Another new thing is the dresscode. Or the lack thereof. Seems like everyone just does as they please, so I wear my suit and tie every day of the week to be on the safe side. Feels a bit like playing dress up, but it's starting to grow on me and it helps with the ad-hoc last minute meeting invites. When you're in a room full of directors (some in trainers and jeans and some in a three-piece suit) you don't want to stick out just yet. I might slack off later on, but for now this works. There's some people who clearly shop at Public-Servants-R-Us (we have it, as long as it's grey and brown), but ladies dress particularly nice, except for the ones in fleece sweaters. The gents could use some help on how long their ties should be (not that short!), length of their pants (not that short!!) and height of their waistband (not that high and certainly not that low). Did I mention one teamleader wears cowboy boots and a skullcover bandana? Good times!

There's more goodness around the office. We have toilets that remind me of roadside reststops. True there's no grafiti, but the stalls are open to the sides and the doors do not reach all the way down, quite the shared experience.... What I do consider smart is that all doors on all floors have the ERT safety instructions on them, gives you something to do when you're there anyway. To balance that out, we also have multiple locations of treats and sweets that you can get through a trust jar system (leave the money and take what you want) Yummm, peanut butter cups! We recycle like crazy, which leads to the annoying part where there's no bins below your desk, but a centralized bin for every 4 sets of cubicles. Sigh. We have cool watertaps that provide boiling water and filtered cool water and about 15 fridges per floor. The office itself has a great viewand enough lighting to be visible from space but they surely did not splash on furniture, which is pretty old and crappy, but maybe I was just spoiled at Rockwell. after 8 years of having a laptop, I now have a desktop computer. So convenient when you move between buildings and locations all the time. I'm giving it the remainder of the month and then start bringing my laptop or tablet because it's allready getting on my nerves. Want email on your phone, no worries, that's just $360 of taxpayer's money....WTF?! Yeah, that whole teleworking thing? They're still waiting for the memo.

_RECORD SET_
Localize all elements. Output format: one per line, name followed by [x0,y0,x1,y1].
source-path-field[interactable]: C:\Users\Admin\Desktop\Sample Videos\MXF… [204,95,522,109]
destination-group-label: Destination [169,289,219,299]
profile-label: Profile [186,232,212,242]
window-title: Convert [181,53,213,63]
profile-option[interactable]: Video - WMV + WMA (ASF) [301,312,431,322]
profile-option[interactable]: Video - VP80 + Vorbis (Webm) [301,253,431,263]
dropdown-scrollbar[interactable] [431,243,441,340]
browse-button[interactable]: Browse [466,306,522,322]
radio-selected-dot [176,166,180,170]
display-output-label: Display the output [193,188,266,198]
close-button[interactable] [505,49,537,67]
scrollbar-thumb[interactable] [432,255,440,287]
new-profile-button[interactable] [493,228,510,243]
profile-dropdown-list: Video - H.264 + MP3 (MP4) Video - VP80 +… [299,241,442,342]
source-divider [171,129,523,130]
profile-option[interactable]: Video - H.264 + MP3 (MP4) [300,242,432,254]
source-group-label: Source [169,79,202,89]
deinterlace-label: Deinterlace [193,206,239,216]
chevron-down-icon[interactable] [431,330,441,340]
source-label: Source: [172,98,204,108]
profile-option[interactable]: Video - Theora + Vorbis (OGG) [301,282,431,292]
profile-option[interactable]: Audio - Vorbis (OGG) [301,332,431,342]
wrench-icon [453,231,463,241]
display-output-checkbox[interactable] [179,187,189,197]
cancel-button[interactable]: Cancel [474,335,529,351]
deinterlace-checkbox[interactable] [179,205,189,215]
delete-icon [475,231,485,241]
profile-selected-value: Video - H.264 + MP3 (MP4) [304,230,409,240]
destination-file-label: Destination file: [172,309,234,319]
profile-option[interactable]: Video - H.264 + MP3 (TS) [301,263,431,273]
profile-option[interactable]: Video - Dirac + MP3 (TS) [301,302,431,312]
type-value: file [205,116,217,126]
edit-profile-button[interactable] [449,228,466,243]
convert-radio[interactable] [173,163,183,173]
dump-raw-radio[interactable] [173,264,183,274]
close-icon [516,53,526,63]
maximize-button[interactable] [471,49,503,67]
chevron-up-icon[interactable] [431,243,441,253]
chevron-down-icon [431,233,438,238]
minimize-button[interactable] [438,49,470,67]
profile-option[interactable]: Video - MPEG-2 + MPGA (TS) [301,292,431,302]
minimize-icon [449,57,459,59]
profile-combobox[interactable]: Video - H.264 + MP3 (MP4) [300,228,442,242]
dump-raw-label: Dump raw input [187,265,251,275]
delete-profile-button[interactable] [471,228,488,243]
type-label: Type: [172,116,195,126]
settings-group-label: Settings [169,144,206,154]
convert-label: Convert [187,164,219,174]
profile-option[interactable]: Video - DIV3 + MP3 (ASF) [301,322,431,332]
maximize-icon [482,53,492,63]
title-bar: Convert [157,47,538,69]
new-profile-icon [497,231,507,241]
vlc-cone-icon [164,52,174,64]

_REQUIREMENT A_
In the office post, what does the writer wear every day of the week to be on the safe side?
_REQUIREMENT B_
Can you rewrite the paragraph of the office post beginning "Another new thing is the dresscode" as a short list that keeps its main facts?
_REQUIREMENT C_
Go on with the office post from where it stops.
The listing has nothing to do with what follows.

_REPLY A_
A suit and tie.

_REPLY B_
- There is no real dress code; everyone does as they please.
- The writer wears a suit and tie every day to be safe. It feels like playing dress up but helps with last-minute meeting invites.
- Directors range from trainers and jeans to three-piece suits, and the writer doesn't want to stick out yet. The writer might slack off later.
- Some people dress in grey and brown public-servant style.
- The ladies dress particularly nicely, except those in fleece sweaters.
- The men's ties are too short, their pants are too short, and their waistbands sit too high or too low.
- One team leader wears cowboy boots and a skullcover bandana.

_REPLY C_
My first bus experience on Tuesday was clearly the best of the week and by Friday I remembered why public transport and I just don't mix. The drivers are friendly enough, but if they wanted a career in racing, picking a job as a busdriver would be more fitting if you were planning a terrorist attack instead of providing a transportation service. The buses are on time, except when it rains, then they don't show up or smell like wet person. I do not like wet person smell. I did find out that the folding chairs are the best place to sit and also that people do not know their own dimensions. No, you cannot sit on my lap with your right but cheek, I do not know you that well, get off me!! All in all, I am seriously hoping that Yuum will accept the offer of Aspen, so we can drive to and from work together. The only thing better than getting caught in traffic is getting caught in traffic together and do a how-was-your-day on the way home.

Leaving at 7.30 and returning at 18.30 doesn't leave a lot of room for funstuff and entertainment, but I am sure that once things settle down I'll start kung fu again, seems far away now, but I am really looking forward to that. I started running  at the beginning of March and had a good time of it, but then had to quit last week due to a nasty double shinbone inflamation (hard surface, bad shoes, I know), so now we're waiting for the good shoes to arrive in another few days. Both our new furniture and the seafreight shipment are scheduled to arrive around the 15th of April, so the next post will probably be about home decoration and how happy we are to have our oven dishes and bicycles again.

Keep to the left, see you soon!

1 comment:

  1. keep following you, buddy!!
    greetz and all the best to yourself and Yuum!